# Task:
All of the records listed below should be retyped exactly.

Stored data
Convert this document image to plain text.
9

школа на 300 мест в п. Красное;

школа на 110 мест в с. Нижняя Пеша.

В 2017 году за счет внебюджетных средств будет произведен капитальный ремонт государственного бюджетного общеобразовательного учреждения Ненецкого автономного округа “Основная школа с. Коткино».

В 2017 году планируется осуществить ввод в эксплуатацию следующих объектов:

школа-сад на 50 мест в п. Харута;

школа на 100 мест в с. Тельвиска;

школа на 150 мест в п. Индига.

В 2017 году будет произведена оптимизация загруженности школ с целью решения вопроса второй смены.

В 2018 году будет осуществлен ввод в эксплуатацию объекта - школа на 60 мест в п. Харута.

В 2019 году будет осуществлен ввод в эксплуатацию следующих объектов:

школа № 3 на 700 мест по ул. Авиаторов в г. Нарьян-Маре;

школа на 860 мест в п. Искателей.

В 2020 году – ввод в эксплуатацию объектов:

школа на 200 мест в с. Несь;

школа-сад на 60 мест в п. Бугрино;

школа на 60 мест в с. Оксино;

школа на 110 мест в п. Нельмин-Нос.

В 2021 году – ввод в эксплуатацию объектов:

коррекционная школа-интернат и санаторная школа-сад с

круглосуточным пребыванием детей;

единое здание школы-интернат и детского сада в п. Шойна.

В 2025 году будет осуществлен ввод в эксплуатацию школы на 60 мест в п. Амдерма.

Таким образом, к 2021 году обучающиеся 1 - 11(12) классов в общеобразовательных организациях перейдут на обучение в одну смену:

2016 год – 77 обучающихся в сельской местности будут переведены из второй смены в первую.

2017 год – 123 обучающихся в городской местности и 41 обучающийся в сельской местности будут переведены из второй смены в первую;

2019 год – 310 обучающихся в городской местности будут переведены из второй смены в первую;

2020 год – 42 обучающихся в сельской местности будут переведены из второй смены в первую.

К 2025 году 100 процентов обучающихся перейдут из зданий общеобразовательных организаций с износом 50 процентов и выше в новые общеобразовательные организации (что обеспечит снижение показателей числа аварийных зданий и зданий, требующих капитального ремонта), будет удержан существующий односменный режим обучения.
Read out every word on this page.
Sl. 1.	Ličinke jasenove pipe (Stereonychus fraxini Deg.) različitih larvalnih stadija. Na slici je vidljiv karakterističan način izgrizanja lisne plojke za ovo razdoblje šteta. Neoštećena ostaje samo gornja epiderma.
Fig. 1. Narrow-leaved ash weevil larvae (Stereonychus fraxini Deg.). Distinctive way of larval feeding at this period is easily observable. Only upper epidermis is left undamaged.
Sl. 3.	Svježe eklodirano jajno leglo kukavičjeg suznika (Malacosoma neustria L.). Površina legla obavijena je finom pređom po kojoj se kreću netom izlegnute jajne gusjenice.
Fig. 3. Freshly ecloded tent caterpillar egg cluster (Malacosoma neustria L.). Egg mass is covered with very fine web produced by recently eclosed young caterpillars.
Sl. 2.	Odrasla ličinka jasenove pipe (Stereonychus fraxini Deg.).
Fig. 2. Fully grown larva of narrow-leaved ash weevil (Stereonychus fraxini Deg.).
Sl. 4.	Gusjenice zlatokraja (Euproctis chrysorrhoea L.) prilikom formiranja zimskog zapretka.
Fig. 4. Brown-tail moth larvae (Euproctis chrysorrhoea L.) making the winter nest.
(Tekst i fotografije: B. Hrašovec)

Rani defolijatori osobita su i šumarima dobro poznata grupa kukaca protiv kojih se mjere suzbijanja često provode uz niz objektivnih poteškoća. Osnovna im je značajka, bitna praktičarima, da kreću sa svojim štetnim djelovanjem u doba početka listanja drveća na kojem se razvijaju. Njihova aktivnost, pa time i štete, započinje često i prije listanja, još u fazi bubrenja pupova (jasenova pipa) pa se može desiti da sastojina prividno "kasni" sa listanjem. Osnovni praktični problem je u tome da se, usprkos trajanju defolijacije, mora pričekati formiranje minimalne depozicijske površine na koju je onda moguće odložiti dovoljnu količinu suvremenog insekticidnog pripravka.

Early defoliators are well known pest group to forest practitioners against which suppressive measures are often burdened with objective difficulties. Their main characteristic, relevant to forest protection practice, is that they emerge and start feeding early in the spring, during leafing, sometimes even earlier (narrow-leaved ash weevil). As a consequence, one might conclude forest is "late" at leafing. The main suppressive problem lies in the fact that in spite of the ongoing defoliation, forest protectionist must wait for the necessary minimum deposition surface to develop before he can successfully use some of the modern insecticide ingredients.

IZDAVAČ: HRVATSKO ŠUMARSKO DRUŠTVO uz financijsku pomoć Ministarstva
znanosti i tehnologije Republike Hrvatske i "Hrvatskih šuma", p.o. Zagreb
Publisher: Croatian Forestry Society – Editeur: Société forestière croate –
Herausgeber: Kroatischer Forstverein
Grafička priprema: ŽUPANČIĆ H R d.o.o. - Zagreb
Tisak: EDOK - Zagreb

# Output below:
Convert this document image to plain text.
9

школа на 300 мест в п. Красное;

школа на 110 мест в с. Нижняя Пеша.

В 2017 году за счет внебюджетных средств будет произведен капитальный ремонт государственного бюджетного общеобразовательного учреждения Ненецкого автономного округа “Основная школа с. Коткино».

В 2017 году планируется осуществить ввод в эксплуатацию следующих объектов:

школа-сад на 50 мест в п. Харута;

школа на 100 мест в с. Тельвиска;

школа на 150 мест в п. Индига.

В 2017 году будет произведена оптимизация загруженности школ с целью решения вопроса второй смены.

В 2018 году будет осуществлен ввод в эксплуатацию объекта - школа на 60 мест в п. Харута.

В 2019 году будет осуществлен ввод в эксплуатацию следующих объектов:

школа № 3 на 700 мест по ул. Авиаторов в г. Нарьян-Маре;

школа на 860 мест в п. Искателей.

В 2020 году – ввод в эксплуатацию объектов:

школа на 200 мест в с. Несь;

школа-сад на 60 мест в п. Бугрино;

школа на 60 мест в с. Оксино;

школа на 110 мест в п. Нельмин-Нос.

В 2021 году – ввод в эксплуатацию объектов:

коррекционная школа-интернат и санаторная школа-сад с

круглосуточным пребыванием детей;

единое здание школы-интернат и детского сада в п. Шойна.

В 2025 году будет осуществлен ввод в эксплуатацию школы на 60 мест в п. Амдерма.

Таким образом, к 2021 году обучающиеся 1 - 11(12) классов в общеобразовательных организациях перейдут на обучение в одну смену:

2016 год – 77 обучающихся в сельской местности будут переведены из второй смены в первую.

2017 год – 123 обучающихся в городской местности и 41 обучающийся в сельской местности будут переведены из второй смены в первую;

2019 год – 310 обучающихся в городской местности будут переведены из второй смены в первую;

2020 год – 42 обучающихся в сельской местности будут переведены из второй смены в первую.

К 2025 году 100 процентов обучающихся перейдут из зданий общеобразовательных организаций с износом 50 процентов и выше в новые общеобразовательные организации (что обеспечит снижение показателей числа аварийных зданий и зданий, требующих капитального ремонта), будет удержан существующий односменный режим обучения.
Read out every word on this page.
Sl. 1.	Ličinke jasenove pipe (Stereonychus fraxini Deg.) različitih larvalnih stadija. Na slici je vidljiv karakterističan način izgrizanja lisne plojke za ovo razdoblje šteta. Neoštećena ostaje samo gornja epiderma.
Fig. 1. Narrow-leaved ash weevil larvae (Stereonychus fraxini Deg.). Distinctive way of larval feeding at this period is easily observable. Only upper epidermis is left undamaged.
Sl. 3.	Svježe eklodirano jajno leglo kukavičjeg suznika (Malacosoma neustria L.). Površina legla obavijena je finom pređom po kojoj se kreću netom izlegnute jajne gusjenice.
Fig. 3. Freshly ecloded tent caterpillar egg cluster (Malacosoma neustria L.). Egg mass is covered with very fine web produced by recently eclosed young caterpillars.
Sl. 2.	Odrasla ličinka jasenove pipe (Stereonychus fraxini Deg.).
Fig. 2. Fully grown larva of narrow-leaved ash weevil (Stereonychus fraxini Deg.).
Sl. 4.	Gusjenice zlatokraja (Euproctis chrysorrhoea L.) prilikom formiranja zimskog zapretka.
Fig. 4. Brown-tail moth larvae (Euproctis chrysorrhoea L.) making the winter nest.
(Tekst i fotografije: B. Hrašovec)

Rani defolijatori osobita su i šumarima dobro poznata grupa kukaca protiv kojih se mjere suzbijanja često provode uz niz objektivnih poteškoća. Osnovna im je značajka, bitna praktičarima, da kreću sa svojim štetnim djelovanjem u doba početka listanja drveća na kojem se razvijaju. Njihova aktivnost, pa time i štete, započinje često i prije listanja, još u fazi bubrenja pupova (jasenova pipa) pa se može desiti da sastojina prividno "kasni" sa listanjem. Osnovni praktični problem je u tome da se, usprkos trajanju defolijacije, mora pričekati formiranje minimalne depozicijske površine na koju je onda moguće odložiti dovoljnu količinu suvremenog insekticidnog pripravka.

Early defoliators are well known pest group to forest practitioners against which suppressive measures are often burdened with objective difficulties. Their main characteristic, relevant to forest protection practice, is that they emerge and start feeding early in the spring, during leafing, sometimes even earlier (narrow-leaved ash weevil). As a consequence, one might conclude forest is "late" at leafing. The main suppressive problem lies in the fact that in spite of the ongoing defoliation, forest protectionist must wait for the necessary minimum deposition surface to develop before he can successfully use some of the modern insecticide ingredients.

IZDAVAČ: HRVATSKO ŠUMARSKO DRUŠTVO uz financijsku pomoć Ministarstva
znanosti i tehnologije Republike Hrvatske i "Hrvatskih šuma", p.o. Zagreb
Publisher: Croatian Forestry Society – Editeur: Société forestière croate –
Herausgeber: Kroatischer Forstverein
Grafička priprema: ŽUPANČIĆ H R d.o.o. - Zagreb
Tisak: EDOK - Zagreb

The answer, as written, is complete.